**THE REQUEST:**
Give the number of lines holding the string "Thảo", and nothing else.

--- BEGIN PROVIDED RECORDS ---

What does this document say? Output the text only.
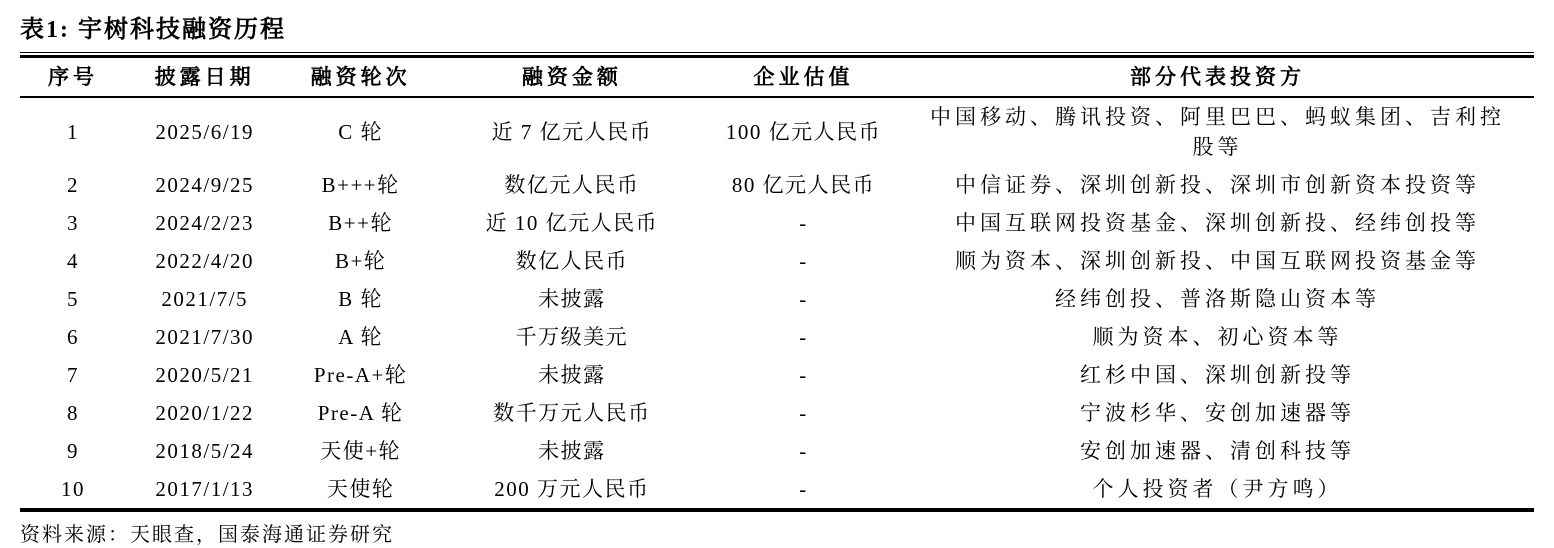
表1: 宇树科技融资历程
序号	披露日期	融资轮次	融资金额	企业估值	部分代表投资方
1	2025/6/19	C 轮	近 7 亿元人民币	100 亿元人民币	中国移动、腾讯投资、阿里巴巴、蚂蚁集团、吉利控股等
2	2024/9/25	B+++轮	数亿元人民币	80 亿元人民币	中信证券、深圳创新投、深圳市创新资本投资等
3	2024/2/23	B++轮	近 10 亿元人民币	-	中国互联网投资基金、深圳创新投、经纬创投等
4	2022/4/20	B+轮	数亿人民币	-	顺为资本、深圳创新投、中国互联网投资基金等
5	2021/7/5	B 轮	未披露	-	经纬创投、普洛斯隐山资本等
6	2021/7/30	A 轮	千万级美元	-	顺为资本、初心资本等
7	2020/5/21	Pre-A+轮	未披露	-	红杉中国、深圳创新投等
8	2020/1/22	Pre-A 轮	数千万元人民币	-	宁波杉华、安创加速器等
9	2018/5/24	天使+轮	未披露	-	安创加速器、清创科技等
10	2017/1/13	天使轮	200 万元人民币	-	个人投资者（尹方鸣）
资料来源：天眼查，国泰海通证券研究
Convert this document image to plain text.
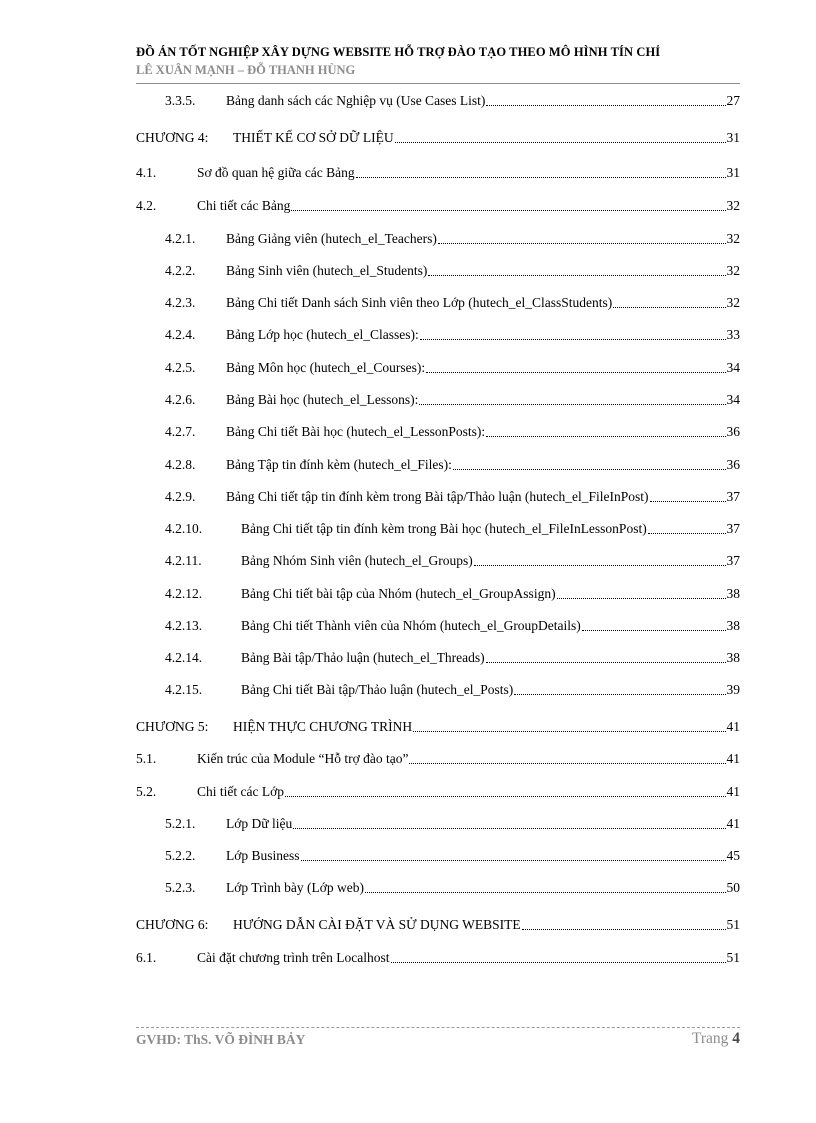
ĐỒ ÁN TỐT NGHIỆP XÂY DỰNG WEBSITE HỖ TRỢ ĐÀO TẠO THEO MÔ HÌNH TÍN CHỈ
LÊ XUÂN MẠNH – ĐỖ THANH HÙNG
3.3.5.	Bảng danh sách các Nghiệp vụ (Use Cases List)	27
CHƯƠNG 4:	THIẾT KẾ CƠ SỞ DỮ LIỆU	31
4.1.	Sơ đồ quan hệ giữa các Bảng	31
4.2.	Chi tiết các Bảng	32
4.2.1.	Bảng Giảng viên (hutech_el_Teachers)	32
4.2.2.	Bảng Sinh viên (hutech_el_Students)	32
4.2.3.	Bảng Chi tiết Danh sách Sinh viên theo Lớp (hutech_el_ClassStudents)	32
4.2.4.	Bảng Lớp học (hutech_el_Classes):	33
4.2.5.	Bảng Môn học (hutech_el_Courses):	34
4.2.6.	Bảng Bài học (hutech_el_Lessons):	34
4.2.7.	Bảng Chi tiết Bài học (hutech_el_LessonPosts):	36
4.2.8.	Bảng Tập tin đính kèm (hutech_el_Files):	36
4.2.9.	Bảng Chi tiết tập tin đính kèm trong Bài tập/Thảo luận (hutech_el_FileInPost)	37
4.2.10.	Bảng Chi tiết tập tin đính kèm trong Bài học (hutech_el_FileInLessonPost)	37
4.2.11.	Bảng Nhóm Sinh viên (hutech_el_Groups)	37
4.2.12.	Bảng Chi tiết bài tập của Nhóm (hutech_el_GroupAssign)	38
4.2.13.	Bảng Chi tiết Thành viên của Nhóm (hutech_el_GroupDetails)	38
4.2.14.	Bảng Bài tập/Thảo luận (hutech_el_Threads)	38
4.2.15.	Bảng Chi tiết Bài tập/Thảo luận (hutech_el_Posts)	39
CHƯƠNG 5:	HIỆN THỰC CHƯƠNG TRÌNH	41
5.1.	Kiến trúc của Module “Hỗ trợ đào tạo”	41
5.2.	Chi tiết các Lớp	41
5.2.1.	Lớp Dữ liệu	41
5.2.2.	Lớp Business	45
5.2.3.	Lớp Trình bày (Lớp web)	50
CHƯƠNG 6:	HƯỚNG DẪN CÀI ĐẶT VÀ SỬ DỤNG WEBSITE	51
6.1.	Cài đặt chương trình trên Localhost	51
GVHD: ThS. VÕ ĐÌNH BẢY	Trang 4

--- END PROVIDED RECORDS ---

**EXPECTED ANSWER:**
3